[WHAT YOU WILL DO] Look for the string "giải" in the lines and copy each line that has it.

[SUPPLIED ENTRIES]
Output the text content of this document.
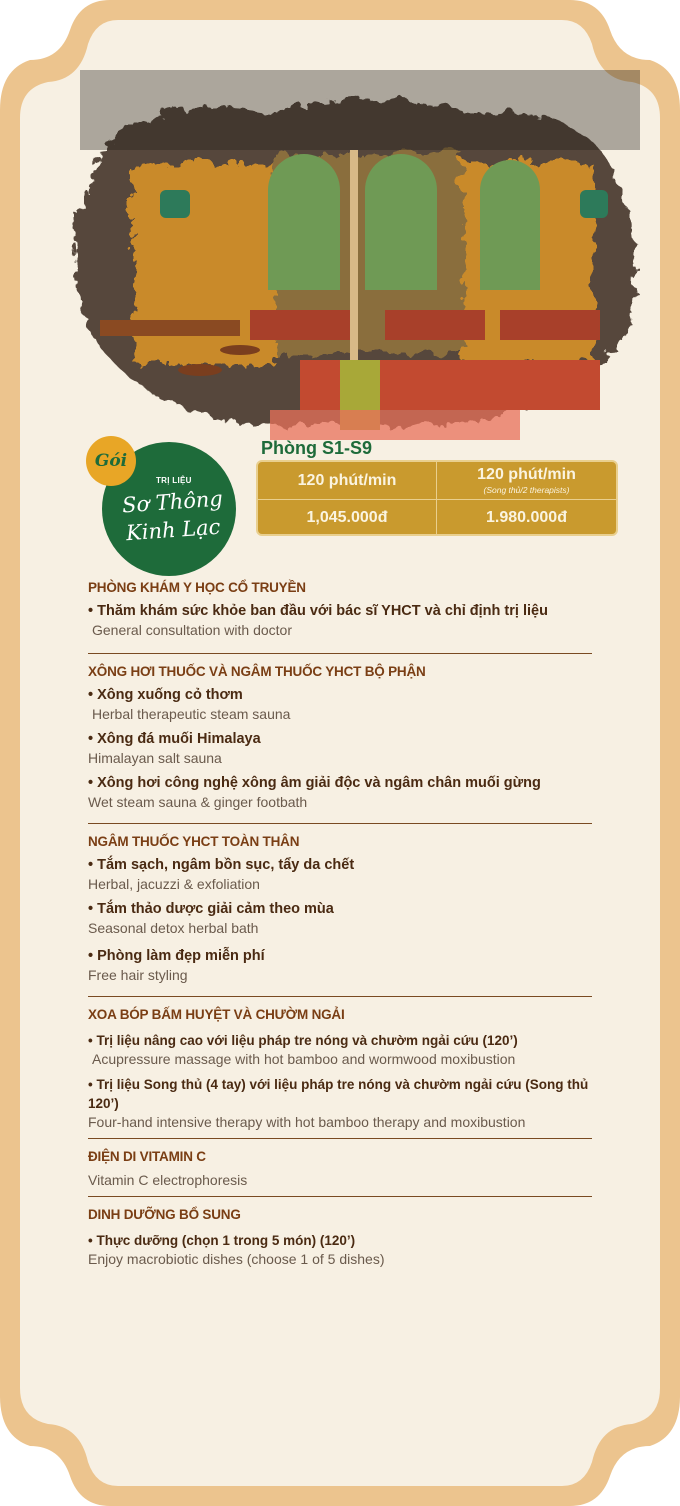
Gói
TRỊ LIỆU
Sơ Thông
Kinh Lạc
Phòng S1-S9
120 phút/min	120 phút/min
(Song thủ/2 therapists)
1,045.000đ	1.980.000đ
PHÒNG KHÁM Y HỌC CỔ TRUYỀN
• Thăm khám sức khỏe ban đầu với bác sĩ YHCT và chỉ định trị liệu
General consultation with doctor
XÔNG HƠI THUỐC VÀ NGÂM THUỐC YHCT BỘ PHẬN
• Xông xuống cỏ thơm
Herbal therapeutic steam sauna
• Xông đá muối Himalaya
Himalayan salt sauna
• Xông hơi công nghệ xông âm giải độc và ngâm chân muối gừng
Wet steam sauna & ginger footbath
NGÂM THUỐC YHCT TOÀN THÂN
• Tắm sạch, ngâm bồn sục, tẩy da chết
Herbal, jacuzzi & exfoliation
• Tắm thảo dược giải cảm theo mùa
Seasonal detox herbal bath
• Phòng làm đẹp miễn phí
Free hair styling
XOA BÓP BẤM HUYỆT VÀ CHƯỜM NGẢI
• Trị liệu nâng cao với liệu pháp tre nóng và chườm ngải cứu (120’)
Acupressure massage with hot bamboo and wormwood moxibustion
• Trị liệu Song thủ (4 tay) với liệu pháp tre nóng và chườm ngải cứu (Song thủ 120’)
Four-hand intensive therapy with hot bamboo therapy and moxibustion
ĐIỆN DI VITAMIN C
Vitamin C electrophoresis
DINH DƯỠNG BỔ SUNG
• Thực dưỡng (chọn 1 trong 5 món) (120’)
Enjoy macrobiotic dishes (choose 1 of 5 dishes)
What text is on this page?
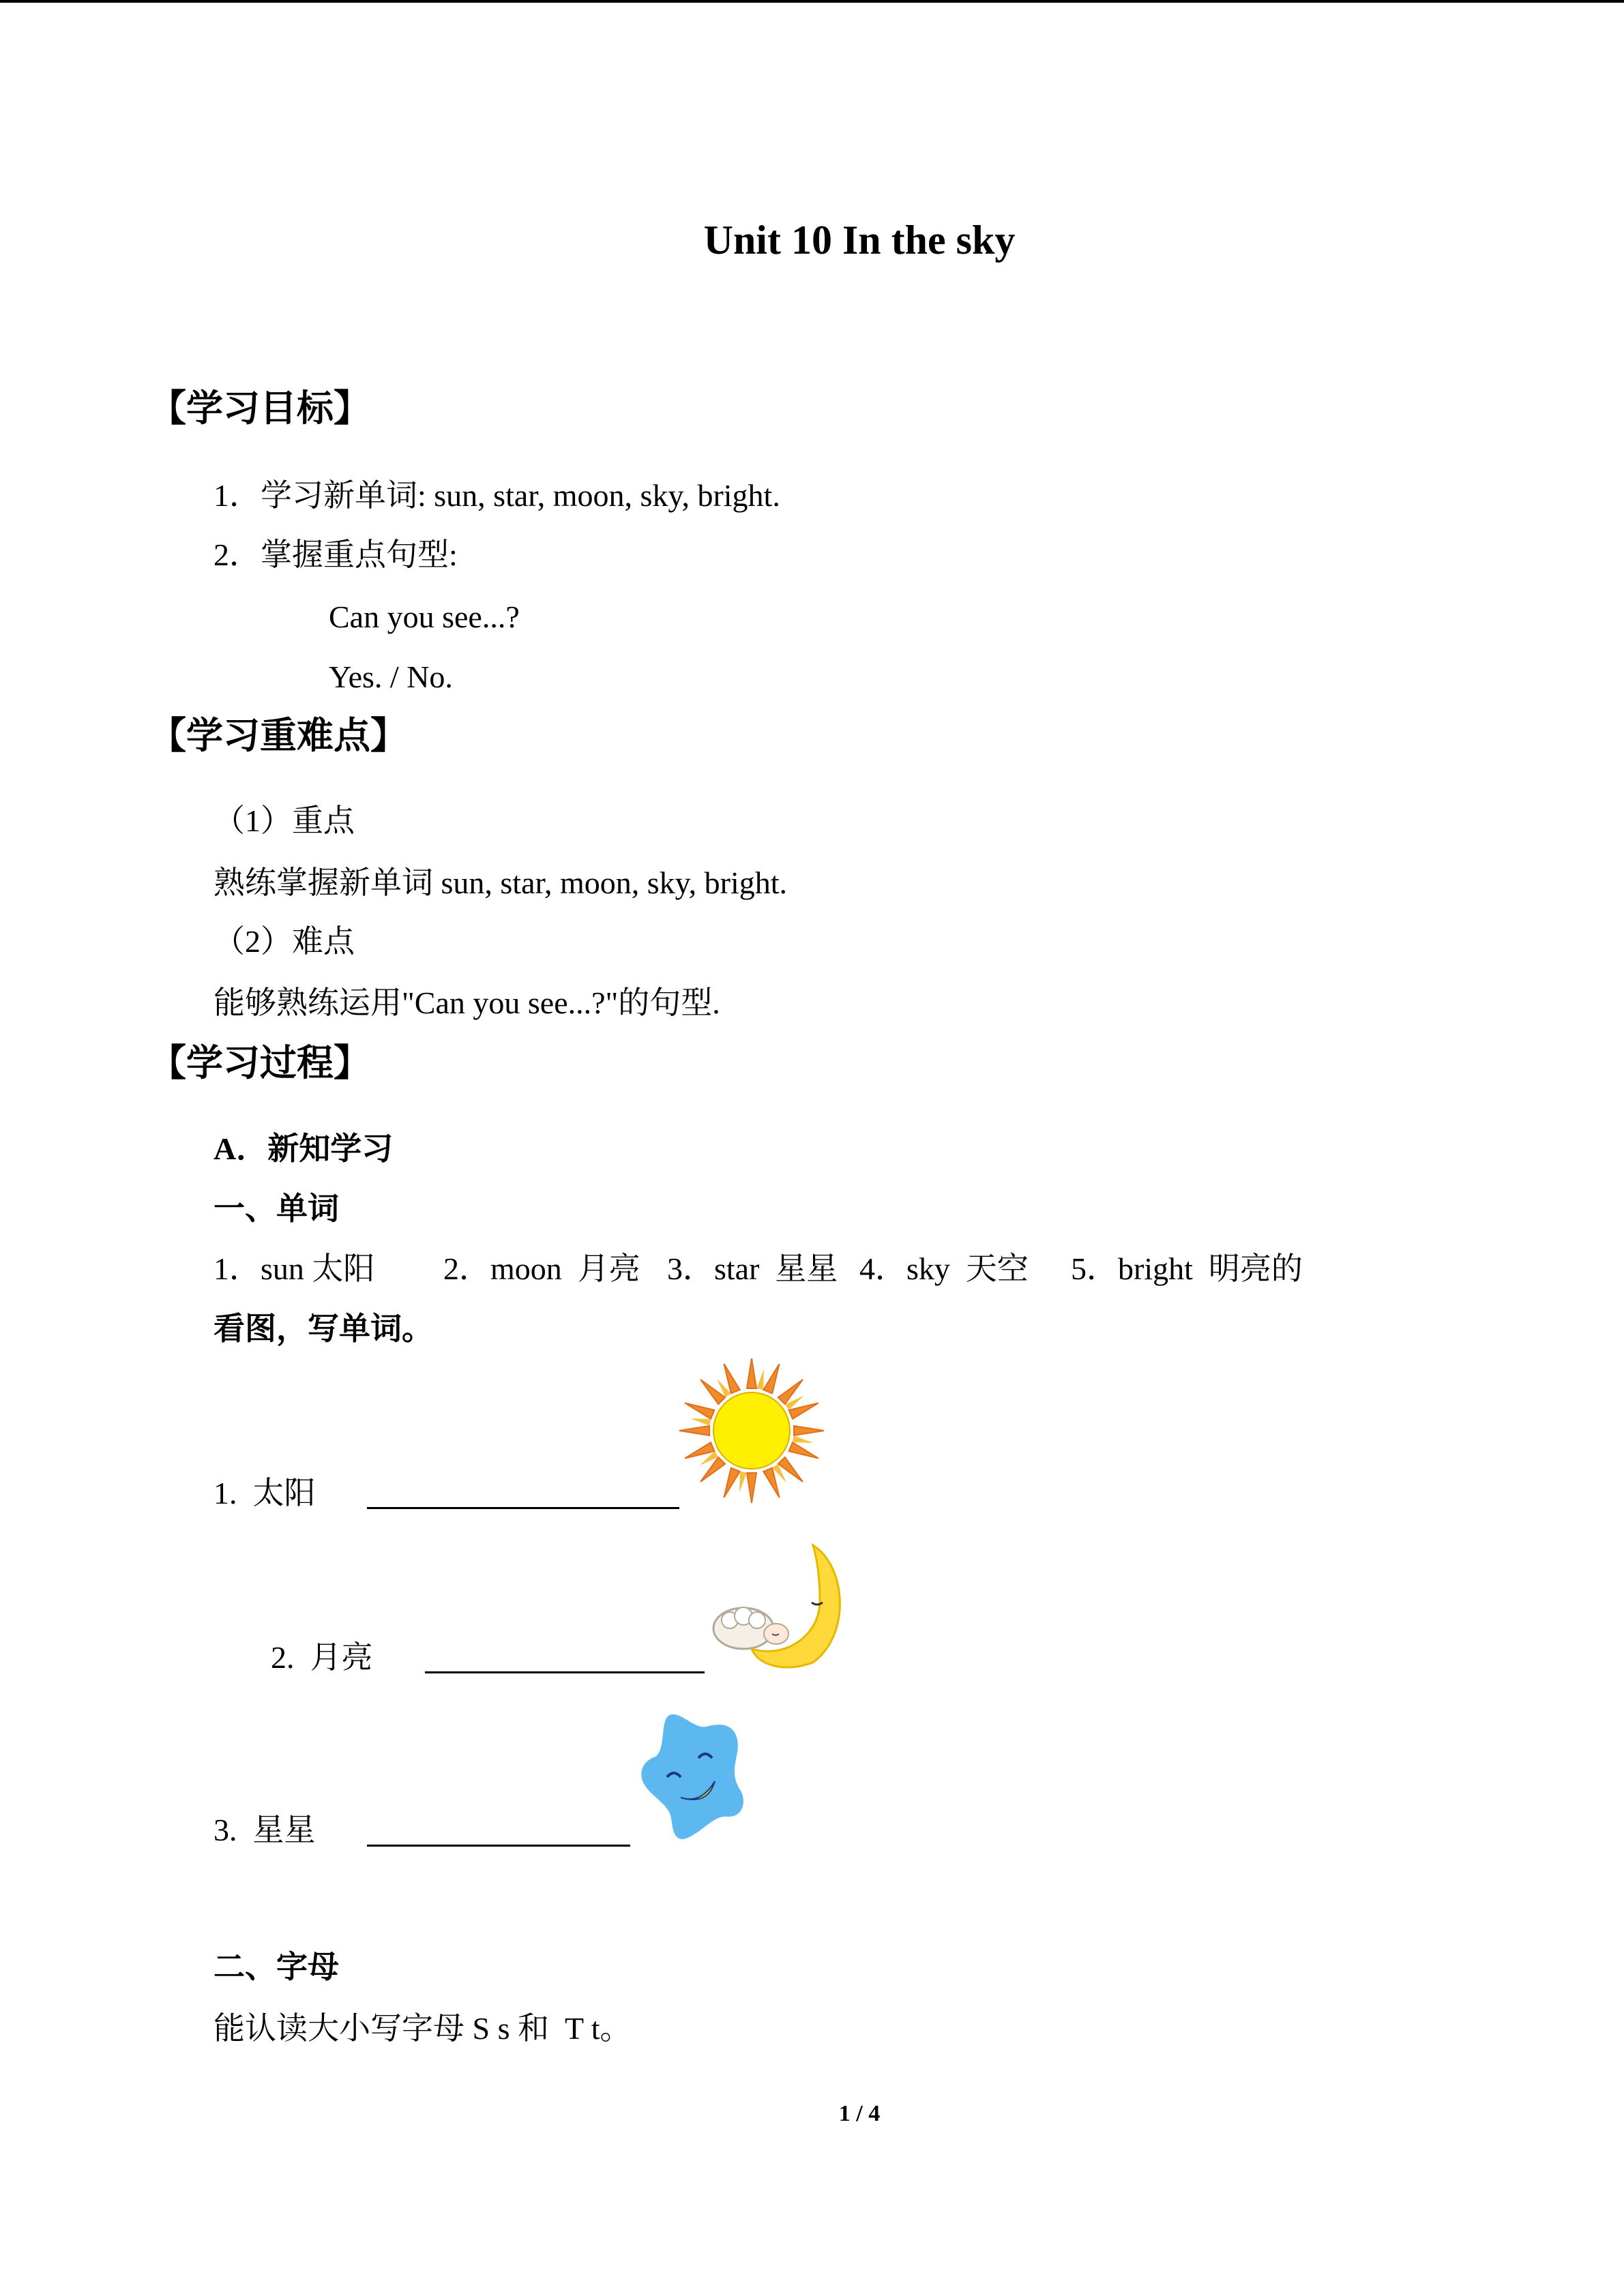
Unit 10 In the sky
【学习目标】
1．学习新单词: sun, star, moon, sky, bright.
2．掌握重点句型:
Can you see...?
Yes. / No.
【学习重难点】
（1）重点
熟练掌握新单词 sun, star, moon, sky, bright.
（2）难点
能够熟练运用"Can you see...?"的句型.
【学习过程】
A．新知学习
一、单词
1．sun 太阳 2．moon  月亮 3．star  星星 4．sky  天空 5．bright  明亮的
看图，写单词。
1.  太阳
2.  月亮
3.  星星
二、字母
能认读大小写字母 S s 和  T t。
1 / 4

[TASK OUTPUT]
• Xông hơi công nghệ xông âm giải độc và ngâm chân muối gừng
• Tắm thảo dược giải cảm theo mùa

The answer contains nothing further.